Exercise instructions =
Output the records exactly. Include every line.

▼

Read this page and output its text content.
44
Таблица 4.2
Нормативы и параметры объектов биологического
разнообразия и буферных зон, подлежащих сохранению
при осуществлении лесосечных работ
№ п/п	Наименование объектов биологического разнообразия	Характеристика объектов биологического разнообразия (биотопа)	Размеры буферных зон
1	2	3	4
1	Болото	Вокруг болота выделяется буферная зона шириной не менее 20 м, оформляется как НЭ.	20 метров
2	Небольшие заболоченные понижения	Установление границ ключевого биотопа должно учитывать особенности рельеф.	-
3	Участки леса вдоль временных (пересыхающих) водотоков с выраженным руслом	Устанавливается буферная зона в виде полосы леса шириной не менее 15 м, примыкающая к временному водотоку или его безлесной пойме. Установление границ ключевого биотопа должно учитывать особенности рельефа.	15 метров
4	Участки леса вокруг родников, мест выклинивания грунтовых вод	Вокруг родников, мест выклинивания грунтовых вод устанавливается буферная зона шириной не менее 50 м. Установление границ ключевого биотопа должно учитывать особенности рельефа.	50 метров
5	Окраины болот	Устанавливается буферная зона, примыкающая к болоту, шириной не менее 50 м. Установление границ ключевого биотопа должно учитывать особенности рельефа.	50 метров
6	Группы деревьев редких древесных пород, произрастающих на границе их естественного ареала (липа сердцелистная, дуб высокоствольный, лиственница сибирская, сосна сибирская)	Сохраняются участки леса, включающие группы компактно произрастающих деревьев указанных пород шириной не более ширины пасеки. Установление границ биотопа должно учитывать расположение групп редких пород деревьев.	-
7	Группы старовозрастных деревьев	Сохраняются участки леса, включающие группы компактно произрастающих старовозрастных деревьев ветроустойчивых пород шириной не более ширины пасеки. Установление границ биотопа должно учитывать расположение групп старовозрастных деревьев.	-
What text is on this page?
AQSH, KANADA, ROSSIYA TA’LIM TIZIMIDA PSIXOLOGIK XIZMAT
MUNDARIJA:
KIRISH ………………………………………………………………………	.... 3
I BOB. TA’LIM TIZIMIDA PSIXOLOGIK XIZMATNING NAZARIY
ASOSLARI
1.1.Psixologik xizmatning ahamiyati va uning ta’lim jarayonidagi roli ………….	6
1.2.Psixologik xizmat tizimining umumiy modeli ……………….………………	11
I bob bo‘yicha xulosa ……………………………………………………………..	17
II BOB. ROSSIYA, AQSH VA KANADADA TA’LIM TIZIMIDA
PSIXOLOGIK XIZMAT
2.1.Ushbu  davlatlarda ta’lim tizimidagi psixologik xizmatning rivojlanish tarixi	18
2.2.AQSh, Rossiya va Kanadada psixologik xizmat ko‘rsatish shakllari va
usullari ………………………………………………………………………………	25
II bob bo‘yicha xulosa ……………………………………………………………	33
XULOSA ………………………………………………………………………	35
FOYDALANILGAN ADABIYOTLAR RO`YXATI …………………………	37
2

▲

Task result =
Read this page and output its text content.
44
Таблица 4.2
Нормативы и параметры объектов биологического
разнообразия и буферных зон, подлежащих сохранению
при осуществлении лесосечных работ
№ п/п	Наименование объектов биологического разнообразия	Характеристика объектов биологического разнообразия (биотопа)	Размеры буферных зон
1	2	3	4
1	Болото	Вокруг болота выделяется буферная зона шириной не менее 20 м, оформляется как НЭ.	20 метров
2	Небольшие заболоченные понижения	Установление границ ключевого биотопа должно учитывать особенности рельеф.	-
3	Участки леса вдоль временных (пересыхающих) водотоков с выраженным руслом	Устанавливается буферная зона в виде полосы леса шириной не менее 15 м, примыкающая к временному водотоку или его безлесной пойме. Установление границ ключевого биотопа должно учитывать особенности рельефа.	15 метров
4	Участки леса вокруг родников, мест выклинивания грунтовых вод	Вокруг родников, мест выклинивания грунтовых вод устанавливается буферная зона шириной не менее 50 м. Установление границ ключевого биотопа должно учитывать особенности рельефа.	50 метров
5	Окраины болот	Устанавливается буферная зона, примыкающая к болоту, шириной не менее 50 м. Установление границ ключевого биотопа должно учитывать особенности рельефа.	50 метров
6	Группы деревьев редких древесных пород, произрастающих на границе их естественного ареала (липа сердцелистная, дуб высокоствольный, лиственница сибирская, сосна сибирская)	Сохраняются участки леса, включающие группы компактно произрастающих деревьев указанных пород шириной не более ширины пасеки. Установление границ биотопа должно учитывать расположение групп редких пород деревьев.	-
7	Группы старовозрастных деревьев	Сохраняются участки леса, включающие группы компактно произрастающих старовозрастных деревьев ветроустойчивых пород шириной не более ширины пасеки. Установление границ биотопа должно учитывать расположение групп старовозрастных деревьев.	-
What text is on this page?
AQSH, KANADA, ROSSIYA TA’LIM TIZIMIDA PSIXOLOGIK XIZMAT
MUNDARIJA:
KIRISH ………………………………………………………………………	.... 3
I BOB. TA’LIM TIZIMIDA PSIXOLOGIK XIZMATNING NAZARIY
ASOSLARI
1.1.Psixologik xizmatning ahamiyati va uning ta’lim jarayonidagi roli ………….	6
1.2.Psixologik xizmat tizimining umumiy modeli ……………….………………	11
I bob bo‘yicha xulosa ……………………………………………………………..	17
II BOB. ROSSIYA, AQSH VA KANADADA TA’LIM TIZIMIDA
PSIXOLOGIK XIZMAT
2.1.Ushbu  davlatlarda ta’lim tizimidagi psixologik xizmatning rivojlanish tarixi	18
2.2.AQSh, Rossiya va Kanadada psixologik xizmat ko‘rsatish shakllari va
usullari ………………………………………………………………………………	25
II bob bo‘yicha xulosa ……………………………………………………………	33
XULOSA ………………………………………………………………………	35
FOYDALANILGAN ADABIYOTLAR RO`YXATI …………………………	37
2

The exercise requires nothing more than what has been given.